--- begin ---
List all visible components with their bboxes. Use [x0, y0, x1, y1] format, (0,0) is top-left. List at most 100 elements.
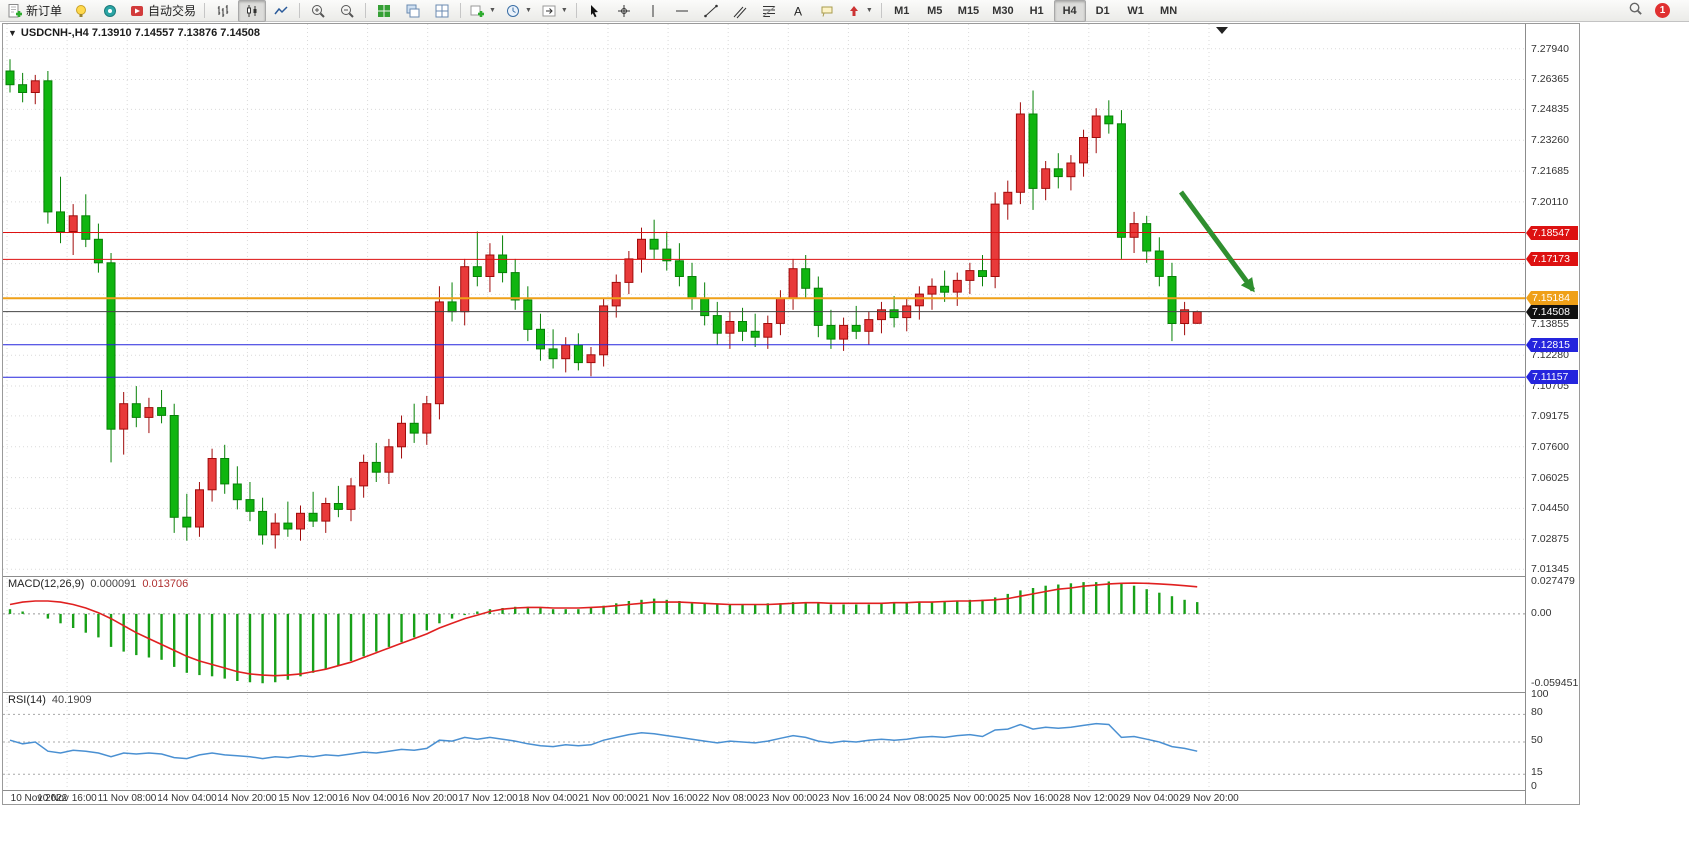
price-axis-label: 7.06025: [1531, 472, 1569, 484]
notification-badge[interactable]: 1: [1655, 3, 1670, 18]
bar-chart-button[interactable]: [209, 0, 237, 22]
macd-value-signal: 0.013706: [142, 578, 189, 590]
level-price-label: 7.12815: [1526, 338, 1578, 352]
arrows-button[interactable]: ▼: [842, 0, 877, 22]
new-chart-button[interactable]: ▼: [465, 0, 500, 22]
text-label-button[interactable]: [813, 0, 841, 22]
period-button[interactable]: ▼: [501, 0, 536, 22]
price-axis-label: 7.26365: [1531, 73, 1569, 85]
vertical-line-button[interactable]: [639, 0, 667, 22]
new-order-label: 新订单: [26, 4, 63, 18]
equidistant-channel-icon: [732, 3, 748, 19]
text-tool-icon: A: [790, 3, 806, 19]
chart-shift-marker[interactable]: [1216, 27, 1228, 34]
time-axis-label: 14 Nov 04:00: [157, 793, 217, 804]
tile-windows-icon: [376, 3, 392, 19]
rsi-canvas[interactable]: [3, 694, 1525, 790]
timeframe-m1-button[interactable]: M1: [894, 4, 910, 17]
time-axis-label: 14 Nov 20:00: [217, 793, 277, 804]
metaeditor-icon: [73, 3, 89, 19]
level-price-label: 7.17173: [1526, 252, 1578, 266]
timeframe-m30-button[interactable]: M30: [992, 4, 1014, 17]
metaeditor-button[interactable]: [67, 0, 95, 22]
cursor-button[interactable]: [581, 0, 609, 22]
macd-header: MACD(12,26,9) 0.000091 0.013706: [8, 578, 188, 590]
time-axis-label: 23 Nov 00:00: [758, 793, 818, 804]
symbol-dropdown-icon[interactable]: ▼: [8, 28, 17, 38]
fibonacci-button[interactable]: [755, 0, 783, 22]
chart-shift-button[interactable]: ▼: [537, 0, 572, 22]
autotrading-button[interactable]: 自动交易: [125, 0, 200, 22]
time-axis-label: 18 Nov 04:00: [518, 793, 578, 804]
price-axis-label: 7.07600: [1531, 441, 1569, 453]
toolbar-separator: [204, 3, 206, 18]
text-label-icon: [819, 3, 835, 19]
timeframe-d1-button[interactable]: D1: [1095, 4, 1110, 17]
annotation-arrow[interactable]: [1178, 190, 1256, 293]
time-axis-label: 16 Nov 20:00: [398, 793, 458, 804]
new-order-button[interactable]: 新订单: [3, 0, 66, 22]
crosshair-button[interactable]: [610, 0, 638, 22]
zoom-out-button[interactable]: [333, 0, 361, 22]
arrow-tool-icon: [846, 3, 862, 19]
chart-shift-icon: [541, 3, 557, 19]
timeframe-m15-button[interactable]: M15: [957, 4, 980, 17]
time-axis-label: 28 Nov 12:00: [1059, 793, 1119, 804]
rsi-axis-label: 0: [1531, 780, 1537, 792]
price-axis-label: 7.12280: [1531, 349, 1569, 361]
time-axis-label: 21 Nov 00:00: [578, 793, 638, 804]
toolbar-separator: [880, 3, 882, 18]
price-axis-label: 7.04450: [1531, 502, 1569, 514]
channel-button[interactable]: [726, 0, 754, 22]
chevron-down-icon: ▼: [524, 7, 532, 14]
main-chart-canvas[interactable]: [3, 24, 1525, 574]
chart-title-text: USDCNH-,H4 7.13910 7.14557 7.13876 7.145…: [20, 27, 261, 39]
cascade-windows-icon: [405, 3, 421, 19]
current-price-label: 7.14508: [1526, 305, 1578, 319]
arrange-windows-icon: [434, 3, 450, 19]
search-button[interactable]: [1628, 1, 1643, 21]
time-axis-label: 23 Nov 16:00: [818, 793, 878, 804]
price-axis-label: 7.20110: [1531, 196, 1569, 208]
level-price-label: 7.18547: [1526, 226, 1578, 240]
vertical-line-icon: [645, 3, 661, 19]
cascade-windows-button[interactable]: [399, 0, 427, 22]
horizontal-line-button[interactable]: [668, 0, 696, 22]
toolbar-separator: [575, 3, 577, 18]
macd-canvas[interactable]: [3, 578, 1525, 691]
bar-chart-icon: [215, 3, 231, 19]
time-axis-label: 22 Nov 08:00: [698, 793, 758, 804]
arrange-windows-button[interactable]: [428, 0, 456, 22]
timeframe-m5-button[interactable]: M5: [927, 4, 943, 17]
macd-label: MACD(12,26,9): [8, 578, 85, 590]
rsi-axis-label: 15: [1531, 766, 1543, 778]
rsi-panel: [3, 692, 1525, 790]
trendline-button[interactable]: [697, 0, 725, 22]
new-chart-icon: [469, 3, 485, 19]
chevron-down-icon: ▼: [560, 7, 568, 14]
time-axis-label: 24 Nov 08:00: [879, 793, 939, 804]
timeframe-mn-button[interactable]: MN: [1160, 4, 1178, 17]
zoom-in-button[interactable]: [304, 0, 332, 22]
text-button[interactable]: A: [784, 0, 812, 22]
price-axis[interactable]: 7.27940 7.26365 7.24835 7.23260 7.21685 7.201…: [1525, 24, 1581, 804]
price-axis-label: 7.01345: [1531, 563, 1569, 575]
candlestick-chart-button[interactable]: [238, 0, 267, 22]
rsi-value: 40.1909: [51, 694, 92, 706]
chart-title: ▼ USDCNH-,H4 7.13910 7.14557 7.13876 7.14…: [8, 27, 260, 39]
clock-icon: [505, 3, 521, 19]
timeframe-h1-button[interactable]: H1: [1029, 4, 1044, 17]
new-order-icon: [7, 3, 23, 19]
timeframe-w1-button[interactable]: W1: [1127, 4, 1144, 17]
time-axis-label: 15 Nov 12:00: [278, 793, 338, 804]
tile-windows-button[interactable]: [370, 0, 398, 22]
line-chart-button[interactable]: [267, 0, 295, 22]
price-axis-label: 7.23260: [1531, 134, 1569, 146]
community-button[interactable]: [96, 0, 124, 22]
timeframe-h4-button[interactable]: H4: [1053, 0, 1086, 22]
time-axis[interactable]: 10 Nov 2022 10 Nov 16:00 11 Nov 08:00 14 No…: [3, 790, 1525, 806]
zoom-out-icon: [339, 3, 355, 19]
time-axis-label: 25 Nov 00:00: [939, 793, 999, 804]
rsi-axis-label: 100: [1531, 688, 1549, 700]
timeframe-toolbar: M1 M5 M15 M30 H1 H4 D1 W1 MN: [886, 0, 1185, 22]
--- end ---
**What needs to be done**.
Copy every item above line for line, without changing anything, and leave out the pictures.

**Result**.
List all visible components with their bboxes. Use [x0, y0, x1, y1] format, (0,0) is top-left. List at most 100 elements.
price-axis-label: 7.06025: [1531, 472, 1569, 484]
notification-badge[interactable]: 1: [1655, 3, 1670, 18]
bar-chart-button[interactable]: [209, 0, 237, 22]
macd-value-signal: 0.013706: [142, 578, 189, 590]
level-price-label: 7.12815: [1526, 338, 1578, 352]
arrows-button[interactable]: ▼: [842, 0, 877, 22]
new-chart-button[interactable]: ▼: [465, 0, 500, 22]
text-label-button[interactable]: [813, 0, 841, 22]
period-button[interactable]: ▼: [501, 0, 536, 22]
price-axis-label: 7.26365: [1531, 73, 1569, 85]
vertical-line-button[interactable]: [639, 0, 667, 22]
new-order-label: 新订单: [26, 4, 63, 18]
equidistant-channel-icon: [732, 3, 748, 19]
text-tool-icon: A: [790, 3, 806, 19]
chart-shift-marker[interactable]: [1216, 27, 1228, 34]
time-axis-label: 14 Nov 04:00: [157, 793, 217, 804]
tile-windows-icon: [376, 3, 392, 19]
rsi-canvas[interactable]: [3, 694, 1525, 790]
timeframe-m1-button[interactable]: M1: [894, 4, 910, 17]
time-axis-label: 14 Nov 20:00: [217, 793, 277, 804]
metaeditor-icon: [73, 3, 89, 19]
level-price-label: 7.17173: [1526, 252, 1578, 266]
timeframe-m30-button[interactable]: M30: [992, 4, 1014, 17]
metaeditor-button[interactable]: [67, 0, 95, 22]
cursor-button[interactable]: [581, 0, 609, 22]
macd-header: MACD(12,26,9) 0.000091 0.013706: [8, 578, 188, 590]
time-axis-label: 23 Nov 00:00: [758, 793, 818, 804]
symbol-dropdown-icon[interactable]: ▼: [8, 28, 17, 38]
fibonacci-button[interactable]: [755, 0, 783, 22]
chart-shift-button[interactable]: ▼: [537, 0, 572, 22]
autotrading-button[interactable]: 自动交易: [125, 0, 200, 22]
time-axis-label: 18 Nov 04:00: [518, 793, 578, 804]
price-axis-label: 7.07600: [1531, 441, 1569, 453]
toolbar-separator: [204, 3, 206, 18]
text-label-icon: [819, 3, 835, 19]
timeframe-d1-button[interactable]: D1: [1095, 4, 1110, 17]
annotation-arrow[interactable]: [1178, 190, 1256, 293]
time-axis-label: 16 Nov 20:00: [398, 793, 458, 804]
new-order-button[interactable]: 新订单: [3, 0, 66, 22]
crosshair-button[interactable]: [610, 0, 638, 22]
zoom-out-button[interactable]: [333, 0, 361, 22]
arrow-tool-icon: [846, 3, 862, 19]
chart-shift-icon: [541, 3, 557, 19]
timeframe-m15-button[interactable]: M15: [957, 4, 980, 17]
time-axis-label: 28 Nov 12:00: [1059, 793, 1119, 804]
rsi-axis-label: 0: [1531, 780, 1537, 792]
price-axis-label: 7.12280: [1531, 349, 1569, 361]
time-axis-label: 21 Nov 00:00: [578, 793, 638, 804]
toolbar-separator: [880, 3, 882, 18]
price-axis-label: 7.04450: [1531, 502, 1569, 514]
channel-button[interactable]: [726, 0, 754, 22]
chevron-down-icon: ▼: [524, 7, 532, 14]
main-chart-canvas[interactable]: [3, 24, 1525, 574]
chart-title-text: USDCNH-,H4 7.13910 7.14557 7.13876 7.145…: [20, 27, 261, 39]
cascade-windows-icon: [405, 3, 421, 19]
current-price-label: 7.14508: [1526, 305, 1578, 319]
arrange-windows-icon: [434, 3, 450, 19]
search-button[interactable]: [1628, 1, 1643, 21]
time-axis-label: 23 Nov 16:00: [818, 793, 878, 804]
price-axis-label: 7.20110: [1531, 196, 1569, 208]
level-price-label: 7.18547: [1526, 226, 1578, 240]
vertical-line-icon: [645, 3, 661, 19]
cascade-windows-button[interactable]: [399, 0, 427, 22]
horizontal-line-button[interactable]: [668, 0, 696, 22]
toolbar-separator: [575, 3, 577, 18]
macd-canvas[interactable]: [3, 578, 1525, 691]
bar-chart-icon: [215, 3, 231, 19]
time-axis-label: 22 Nov 08:00: [698, 793, 758, 804]
arrange-windows-button[interactable]: [428, 0, 456, 22]
timeframe-m5-button[interactable]: M5: [927, 4, 943, 17]
macd-label: MACD(12,26,9): [8, 578, 85, 590]
rsi-axis-label: 15: [1531, 766, 1543, 778]
rsi-panel: [3, 692, 1525, 790]
trendline-button[interactable]: [697, 0, 725, 22]
new-chart-icon: [469, 3, 485, 19]
chevron-down-icon: ▼: [560, 7, 568, 14]
time-axis-label: 24 Nov 08:00: [879, 793, 939, 804]
timeframe-mn-button[interactable]: MN: [1160, 4, 1178, 17]
zoom-in-button[interactable]: [304, 0, 332, 22]
text-button[interactable]: A: [784, 0, 812, 22]
price-axis[interactable]: 7.27940 7.26365 7.24835 7.23260 7.21685 7.201…: [1525, 24, 1581, 804]
price-axis-label: 7.01345: [1531, 563, 1569, 575]
candlestick-chart-button[interactable]: [238, 0, 267, 22]
rsi-value: 40.1909: [51, 694, 92, 706]
chart-title: ▼ USDCNH-,H4 7.13910 7.14557 7.13876 7.14…: [8, 27, 260, 39]
clock-icon: [505, 3, 521, 19]
timeframe-h1-button[interactable]: H1: [1029, 4, 1044, 17]
new-order-icon: [7, 3, 23, 19]
timeframe-w1-button[interactable]: W1: [1127, 4, 1144, 17]
time-axis-label: 15 Nov 12:00: [278, 793, 338, 804]
tile-windows-button[interactable]: [370, 0, 398, 22]
line-chart-button[interactable]: [267, 0, 295, 22]
price-axis-label: 7.23260: [1531, 134, 1569, 146]
community-button[interactable]: [96, 0, 124, 22]
timeframe-h4-button[interactable]: H4: [1053, 0, 1086, 22]
time-axis[interactable]: 10 Nov 2022 10 Nov 16:00 11 Nov 08:00 14 No…: [3, 790, 1525, 806]
zoom-out-icon: [339, 3, 355, 19]
time-axis-label: 25 Nov 00:00: [939, 793, 999, 804]
rsi-axis-label: 100: [1531, 688, 1549, 700]
timeframe-toolbar: M1 M5 M15 M30 H1 H4 D1 W1 MN: [886, 0, 1185, 22]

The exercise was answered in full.